Write the material out again exactly.

## Entries with figure data
* * * * * * * * *

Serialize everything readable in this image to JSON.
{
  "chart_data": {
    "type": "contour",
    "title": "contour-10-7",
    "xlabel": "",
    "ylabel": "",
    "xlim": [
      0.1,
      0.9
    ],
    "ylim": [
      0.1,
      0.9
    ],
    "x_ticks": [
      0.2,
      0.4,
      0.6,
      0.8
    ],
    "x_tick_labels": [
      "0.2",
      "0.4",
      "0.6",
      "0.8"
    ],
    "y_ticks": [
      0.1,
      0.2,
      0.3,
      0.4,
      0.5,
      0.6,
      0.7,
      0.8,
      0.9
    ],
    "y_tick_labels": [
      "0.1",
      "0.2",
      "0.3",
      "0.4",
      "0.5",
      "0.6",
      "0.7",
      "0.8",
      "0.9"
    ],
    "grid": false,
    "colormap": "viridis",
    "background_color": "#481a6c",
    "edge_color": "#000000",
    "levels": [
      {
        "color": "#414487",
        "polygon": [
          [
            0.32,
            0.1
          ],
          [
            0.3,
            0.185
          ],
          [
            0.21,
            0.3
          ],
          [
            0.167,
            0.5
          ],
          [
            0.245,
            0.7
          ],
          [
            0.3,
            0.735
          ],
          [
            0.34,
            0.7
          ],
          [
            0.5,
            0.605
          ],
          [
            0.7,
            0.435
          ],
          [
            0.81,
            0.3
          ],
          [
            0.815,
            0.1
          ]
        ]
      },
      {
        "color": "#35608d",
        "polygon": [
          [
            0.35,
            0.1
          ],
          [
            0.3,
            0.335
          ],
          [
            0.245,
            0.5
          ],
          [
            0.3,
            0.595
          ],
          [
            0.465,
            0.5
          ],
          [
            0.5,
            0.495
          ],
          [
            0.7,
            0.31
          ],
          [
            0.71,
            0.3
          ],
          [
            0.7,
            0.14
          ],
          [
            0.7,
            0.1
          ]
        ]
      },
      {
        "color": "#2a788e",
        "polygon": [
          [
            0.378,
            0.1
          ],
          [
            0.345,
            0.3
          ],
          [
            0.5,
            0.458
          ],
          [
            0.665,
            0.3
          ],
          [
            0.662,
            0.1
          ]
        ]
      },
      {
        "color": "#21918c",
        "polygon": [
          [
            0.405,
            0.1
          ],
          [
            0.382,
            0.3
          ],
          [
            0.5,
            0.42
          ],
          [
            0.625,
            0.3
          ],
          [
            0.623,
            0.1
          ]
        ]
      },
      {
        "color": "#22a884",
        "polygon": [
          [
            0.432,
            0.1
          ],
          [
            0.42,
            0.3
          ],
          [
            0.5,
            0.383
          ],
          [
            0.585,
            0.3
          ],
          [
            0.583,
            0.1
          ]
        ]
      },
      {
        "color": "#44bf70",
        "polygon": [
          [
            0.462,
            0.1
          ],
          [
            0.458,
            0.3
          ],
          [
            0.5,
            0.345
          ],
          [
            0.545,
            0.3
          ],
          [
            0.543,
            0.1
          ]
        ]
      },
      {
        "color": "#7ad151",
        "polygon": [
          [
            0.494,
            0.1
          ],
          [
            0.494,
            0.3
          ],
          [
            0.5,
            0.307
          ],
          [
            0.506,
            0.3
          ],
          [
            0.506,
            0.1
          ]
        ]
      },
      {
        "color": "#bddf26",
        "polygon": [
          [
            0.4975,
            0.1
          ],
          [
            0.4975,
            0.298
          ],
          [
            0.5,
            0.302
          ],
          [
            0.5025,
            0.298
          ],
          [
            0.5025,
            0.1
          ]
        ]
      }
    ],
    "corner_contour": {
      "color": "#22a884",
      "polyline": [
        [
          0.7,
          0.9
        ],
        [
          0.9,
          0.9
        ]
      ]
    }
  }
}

* * * * * * * * *

## Solution
Serialize everything readable in this image to JSON.
{
  "chart_data": {
    "type": "contour",
    "title": "contour-10-7",
    "xlabel": "",
    "ylabel": "",
    "xlim": [
      0.1,
      0.9
    ],
    "ylim": [
      0.1,
      0.9
    ],
    "x_ticks": [
      0.2,
      0.4,
      0.6,
      0.8
    ],
    "x_tick_labels": [
      "0.2",
      "0.4",
      "0.6",
      "0.8"
    ],
    "y_ticks": [
      0.1,
      0.2,
      0.3,
      0.4,
      0.5,
      0.6,
      0.7,
      0.8,
      0.9
    ],
    "y_tick_labels": [
      "0.1",
      "0.2",
      "0.3",
      "0.4",
      "0.5",
      "0.6",
      "0.7",
      "0.8",
      "0.9"
    ],
    "grid": false,
    "colormap": "viridis",
    "background_color": "#481a6c",
    "edge_color": "#000000",
    "levels": [
      {
        "color": "#414487",
        "polygon": [
          [
            0.32,
            0.1
          ],
          [
            0.3,
            0.185
          ],
          [
            0.21,
            0.3
          ],
          [
            0.167,
            0.5
          ],
          [
            0.245,
            0.7
          ],
          [
            0.3,
            0.735
          ],
          [
            0.34,
            0.7
          ],
          [
            0.5,
            0.605
          ],
          [
            0.7,
            0.435
          ],
          [
            0.81,
            0.3
          ],
          [
            0.815,
            0.1
          ]
        ]
      },
      {
        "color": "#35608d",
        "polygon": [
          [
            0.35,
            0.1
          ],
          [
            0.3,
            0.335
          ],
          [
            0.245,
            0.5
          ],
          [
            0.3,
            0.595
          ],
          [
            0.465,
            0.5
          ],
          [
            0.5,
            0.495
          ],
          [
            0.7,
            0.31
          ],
          [
            0.71,
            0.3
          ],
          [
            0.7,
            0.14
          ],
          [
            0.7,
            0.1
          ]
        ]
      },
      {
        "color": "#2a788e",
        "polygon": [
          [
            0.378,
            0.1
          ],
          [
            0.345,
            0.3
          ],
          [
            0.5,
            0.458
          ],
          [
            0.665,
            0.3
          ],
          [
            0.662,
            0.1
          ]
        ]
      },
      {
        "color": "#21918c",
        "polygon": [
          [
            0.405,
            0.1
          ],
          [
            0.382,
            0.3
          ],
          [
            0.5,
            0.42
          ],
          [
            0.625,
            0.3
          ],
          [
            0.623,
            0.1
          ]
        ]
      },
      {
        "color": "#22a884",
        "polygon": [
          [
            0.432,
            0.1
          ],
          [
            0.42,
            0.3
          ],
          [
            0.5,
            0.383
          ],
          [
            0.585,
            0.3
          ],
          [
            0.583,
            0.1
          ]
        ]
      },
      {
        "color": "#44bf70",
        "polygon": [
          [
            0.462,
            0.1
          ],
          [
            0.458,
            0.3
          ],
          [
            0.5,
            0.345
          ],
          [
            0.545,
            0.3
          ],
          [
            0.543,
            0.1
          ]
        ]
      },
      {
        "color": "#7ad151",
        "polygon": [
          [
            0.494,
            0.1
          ],
          [
            0.494,
            0.3
          ],
          [
            0.5,
            0.307
          ],
          [
            0.506,
            0.3
          ],
          [
            0.506,
            0.1
          ]
        ]
      },
      {
        "color": "#bddf26",
        "polygon": [
          [
            0.4975,
            0.1
          ],
          [
            0.4975,
            0.298
          ],
          [
            0.5,
            0.302
          ],
          [
            0.5025,
            0.298
          ],
          [
            0.5025,
            0.1
          ]
        ]
      }
    ],
    "corner_contour": {
      "color": "#22a884",
      "polyline": [
        [
          0.7,
          0.9
        ],
        [
          0.9,
          0.9
        ]
      ]
    }
  }
}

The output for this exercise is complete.